> _Material for the task_
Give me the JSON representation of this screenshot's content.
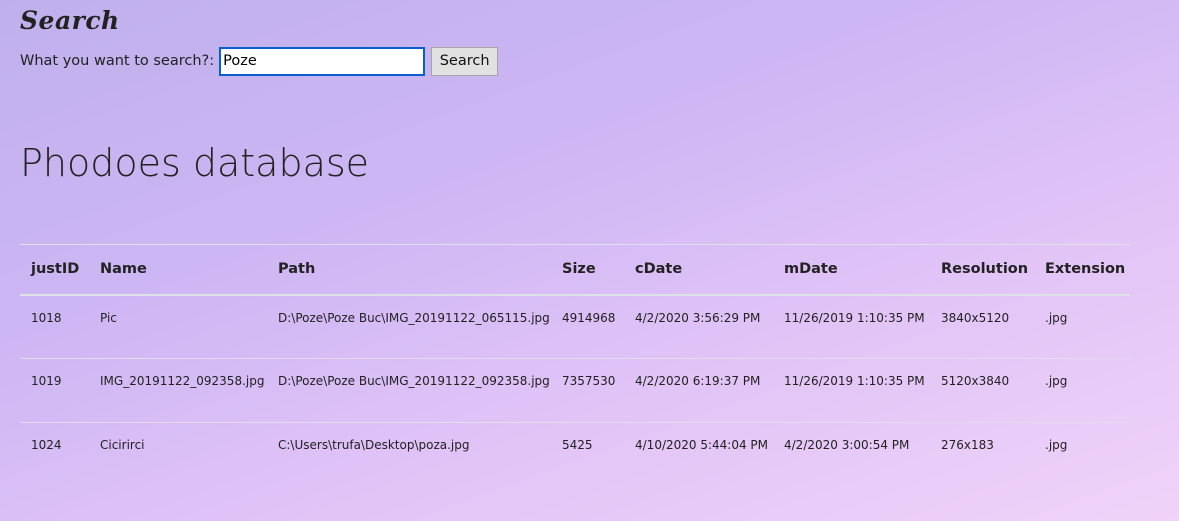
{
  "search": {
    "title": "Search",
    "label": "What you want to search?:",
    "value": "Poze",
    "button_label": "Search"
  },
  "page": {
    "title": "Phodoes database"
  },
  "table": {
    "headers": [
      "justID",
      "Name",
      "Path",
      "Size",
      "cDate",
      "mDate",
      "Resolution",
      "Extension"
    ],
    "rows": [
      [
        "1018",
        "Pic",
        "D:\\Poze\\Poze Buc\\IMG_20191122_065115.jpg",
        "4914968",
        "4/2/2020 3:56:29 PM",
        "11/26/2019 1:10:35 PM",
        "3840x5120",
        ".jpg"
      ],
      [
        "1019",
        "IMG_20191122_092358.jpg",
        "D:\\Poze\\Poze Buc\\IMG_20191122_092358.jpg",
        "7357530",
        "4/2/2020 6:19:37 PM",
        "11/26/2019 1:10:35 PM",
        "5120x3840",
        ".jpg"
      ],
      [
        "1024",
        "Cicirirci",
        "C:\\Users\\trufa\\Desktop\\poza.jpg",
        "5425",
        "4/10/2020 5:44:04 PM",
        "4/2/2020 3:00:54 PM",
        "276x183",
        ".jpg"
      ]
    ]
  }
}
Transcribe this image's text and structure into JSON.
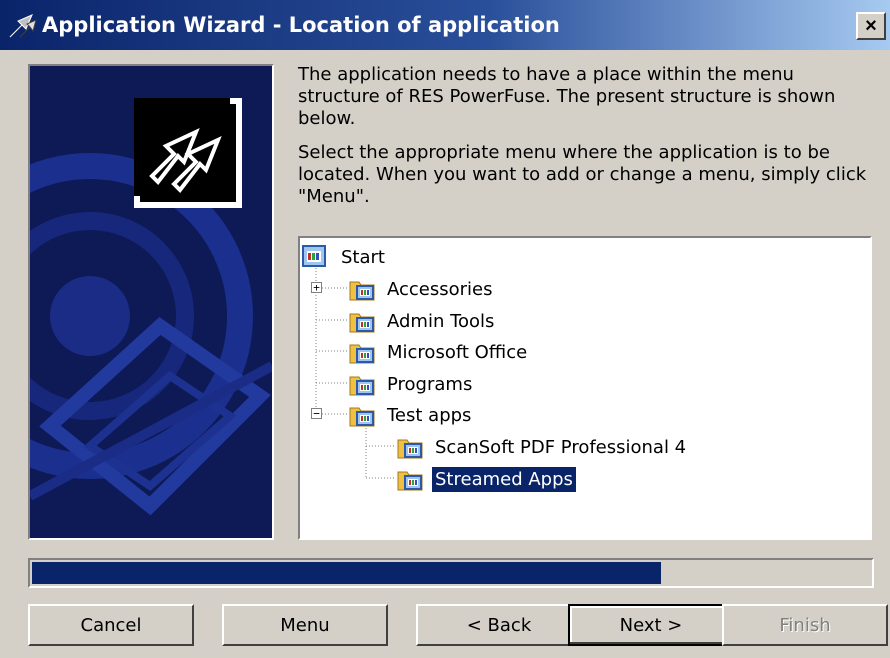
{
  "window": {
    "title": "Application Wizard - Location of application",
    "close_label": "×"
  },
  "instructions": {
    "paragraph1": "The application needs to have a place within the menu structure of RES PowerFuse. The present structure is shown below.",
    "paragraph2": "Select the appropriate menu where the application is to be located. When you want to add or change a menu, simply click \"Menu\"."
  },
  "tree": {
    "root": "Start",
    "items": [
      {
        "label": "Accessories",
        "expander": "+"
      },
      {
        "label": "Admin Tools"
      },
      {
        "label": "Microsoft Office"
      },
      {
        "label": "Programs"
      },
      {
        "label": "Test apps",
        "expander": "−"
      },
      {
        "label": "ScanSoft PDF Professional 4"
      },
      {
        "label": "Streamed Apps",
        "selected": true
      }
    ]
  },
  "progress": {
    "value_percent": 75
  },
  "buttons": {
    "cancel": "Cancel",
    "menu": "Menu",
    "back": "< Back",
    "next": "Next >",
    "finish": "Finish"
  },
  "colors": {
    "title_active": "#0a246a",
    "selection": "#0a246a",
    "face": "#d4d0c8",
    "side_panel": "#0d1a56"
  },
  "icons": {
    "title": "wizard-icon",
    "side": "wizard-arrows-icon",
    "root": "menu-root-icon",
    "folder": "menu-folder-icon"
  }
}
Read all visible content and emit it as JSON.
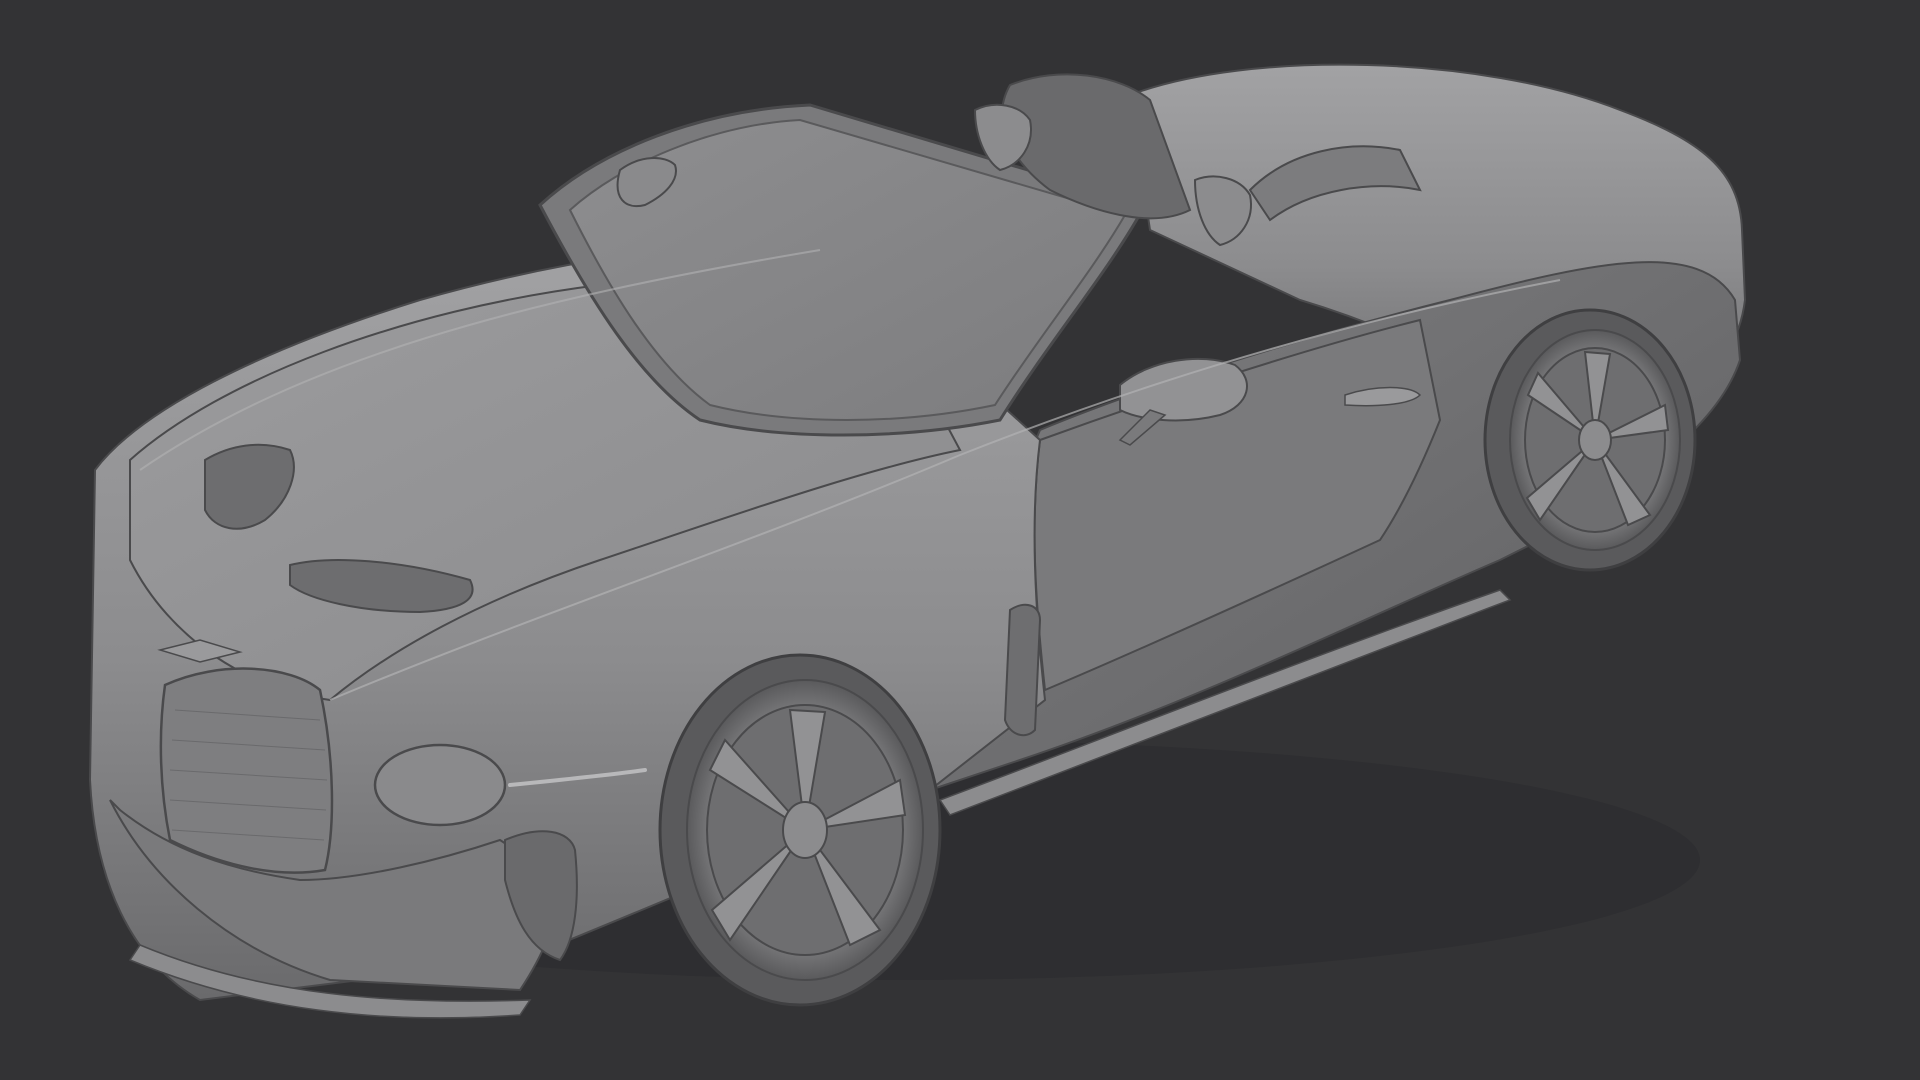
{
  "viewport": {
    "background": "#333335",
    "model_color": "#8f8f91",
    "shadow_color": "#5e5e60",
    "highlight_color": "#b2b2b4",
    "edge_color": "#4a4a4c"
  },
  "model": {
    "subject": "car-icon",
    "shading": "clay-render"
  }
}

---

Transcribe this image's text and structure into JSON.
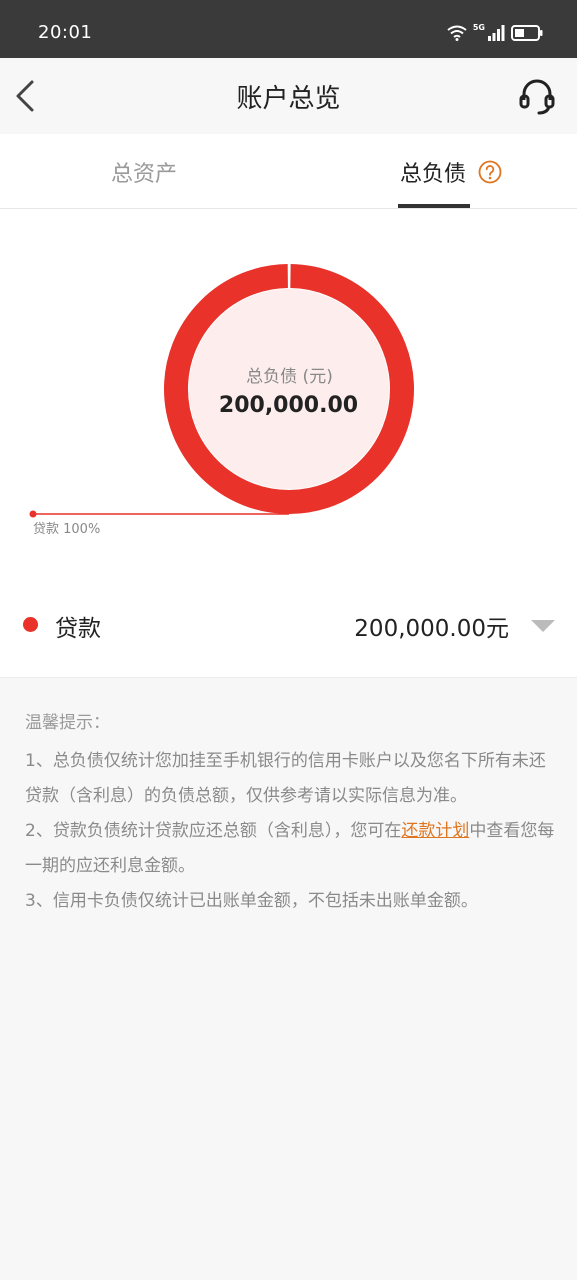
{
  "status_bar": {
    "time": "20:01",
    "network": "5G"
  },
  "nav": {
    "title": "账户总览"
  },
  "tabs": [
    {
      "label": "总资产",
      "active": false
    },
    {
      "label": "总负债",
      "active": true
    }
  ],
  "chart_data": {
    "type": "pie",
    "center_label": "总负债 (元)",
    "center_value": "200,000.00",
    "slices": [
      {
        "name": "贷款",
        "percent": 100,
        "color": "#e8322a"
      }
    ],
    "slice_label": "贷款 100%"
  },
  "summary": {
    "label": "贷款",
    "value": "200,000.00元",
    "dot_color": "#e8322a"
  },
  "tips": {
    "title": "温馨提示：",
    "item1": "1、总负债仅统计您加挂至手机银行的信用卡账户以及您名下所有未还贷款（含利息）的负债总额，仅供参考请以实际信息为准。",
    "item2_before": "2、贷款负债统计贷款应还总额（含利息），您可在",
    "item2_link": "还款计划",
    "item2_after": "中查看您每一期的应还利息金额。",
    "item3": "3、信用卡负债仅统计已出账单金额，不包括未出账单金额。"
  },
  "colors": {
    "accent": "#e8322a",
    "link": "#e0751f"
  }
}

==

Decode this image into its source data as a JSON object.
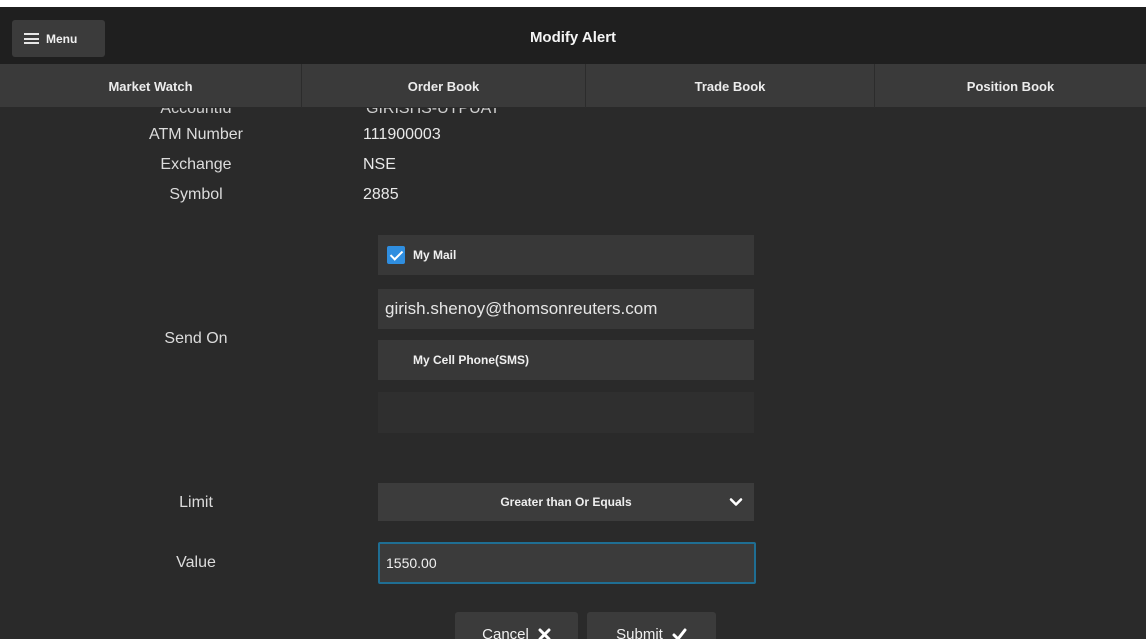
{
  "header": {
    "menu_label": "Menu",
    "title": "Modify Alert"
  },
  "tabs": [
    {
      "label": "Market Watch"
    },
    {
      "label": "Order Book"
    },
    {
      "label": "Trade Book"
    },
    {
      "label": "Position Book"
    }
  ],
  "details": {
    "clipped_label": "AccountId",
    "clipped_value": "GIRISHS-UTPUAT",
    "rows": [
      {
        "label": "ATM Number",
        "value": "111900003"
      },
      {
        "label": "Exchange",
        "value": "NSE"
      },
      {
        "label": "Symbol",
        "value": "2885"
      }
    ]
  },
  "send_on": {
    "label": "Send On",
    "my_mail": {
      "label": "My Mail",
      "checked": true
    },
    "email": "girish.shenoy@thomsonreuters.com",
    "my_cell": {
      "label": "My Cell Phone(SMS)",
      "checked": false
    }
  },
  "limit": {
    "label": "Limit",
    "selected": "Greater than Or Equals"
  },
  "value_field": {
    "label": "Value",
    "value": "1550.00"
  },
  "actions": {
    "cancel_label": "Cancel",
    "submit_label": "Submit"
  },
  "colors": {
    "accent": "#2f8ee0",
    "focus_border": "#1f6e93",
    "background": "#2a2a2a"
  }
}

> _Exercise_
All lines above containing the string "want" are to be collected.

> _Correct output_
    "label": "What you want to search?:",
    "paragraph2": "Select the appropriate menu where the application is to be located. When you want to add or change a menu, simply click \"Menu\"."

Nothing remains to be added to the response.